Entries taken from a collection
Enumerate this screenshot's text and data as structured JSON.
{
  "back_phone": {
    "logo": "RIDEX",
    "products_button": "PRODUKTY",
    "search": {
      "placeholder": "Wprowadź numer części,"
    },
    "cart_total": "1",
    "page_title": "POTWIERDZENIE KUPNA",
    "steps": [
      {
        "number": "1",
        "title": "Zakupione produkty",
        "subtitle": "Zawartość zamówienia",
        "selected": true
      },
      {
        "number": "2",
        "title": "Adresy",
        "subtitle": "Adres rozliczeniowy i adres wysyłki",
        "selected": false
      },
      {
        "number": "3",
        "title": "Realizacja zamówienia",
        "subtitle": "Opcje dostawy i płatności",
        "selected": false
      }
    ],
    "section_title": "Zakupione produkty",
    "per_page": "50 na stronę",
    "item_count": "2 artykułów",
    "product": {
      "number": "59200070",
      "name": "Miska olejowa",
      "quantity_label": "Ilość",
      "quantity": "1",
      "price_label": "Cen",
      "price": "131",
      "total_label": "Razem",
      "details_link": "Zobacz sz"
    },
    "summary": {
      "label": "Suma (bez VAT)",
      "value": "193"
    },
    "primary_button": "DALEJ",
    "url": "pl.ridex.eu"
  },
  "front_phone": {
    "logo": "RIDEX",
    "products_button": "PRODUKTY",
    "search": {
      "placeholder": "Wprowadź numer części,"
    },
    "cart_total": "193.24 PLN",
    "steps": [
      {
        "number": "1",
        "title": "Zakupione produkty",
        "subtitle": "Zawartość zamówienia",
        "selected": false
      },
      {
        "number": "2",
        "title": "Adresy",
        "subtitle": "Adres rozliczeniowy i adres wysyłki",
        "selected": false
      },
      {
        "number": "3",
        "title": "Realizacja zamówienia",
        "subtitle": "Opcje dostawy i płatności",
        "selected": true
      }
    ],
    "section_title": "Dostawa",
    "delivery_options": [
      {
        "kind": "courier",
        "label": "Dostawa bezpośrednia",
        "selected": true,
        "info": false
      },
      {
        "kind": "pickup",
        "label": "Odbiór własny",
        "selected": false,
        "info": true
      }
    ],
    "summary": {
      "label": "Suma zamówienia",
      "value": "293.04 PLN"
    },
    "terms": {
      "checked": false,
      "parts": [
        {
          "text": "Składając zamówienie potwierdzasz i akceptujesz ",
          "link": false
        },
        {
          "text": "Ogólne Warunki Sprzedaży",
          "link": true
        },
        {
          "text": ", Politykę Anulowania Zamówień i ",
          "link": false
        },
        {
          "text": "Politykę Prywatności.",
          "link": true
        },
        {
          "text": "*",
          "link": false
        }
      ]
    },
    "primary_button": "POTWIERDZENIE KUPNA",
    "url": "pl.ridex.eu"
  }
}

» Directive
Pull out each line containing the word "KUPNA" and copy it.

» Final result
    "page_title": "POTWIERDZENIE KUPNA",
    "primary_button": "POTWIERDZENIE KUPNA",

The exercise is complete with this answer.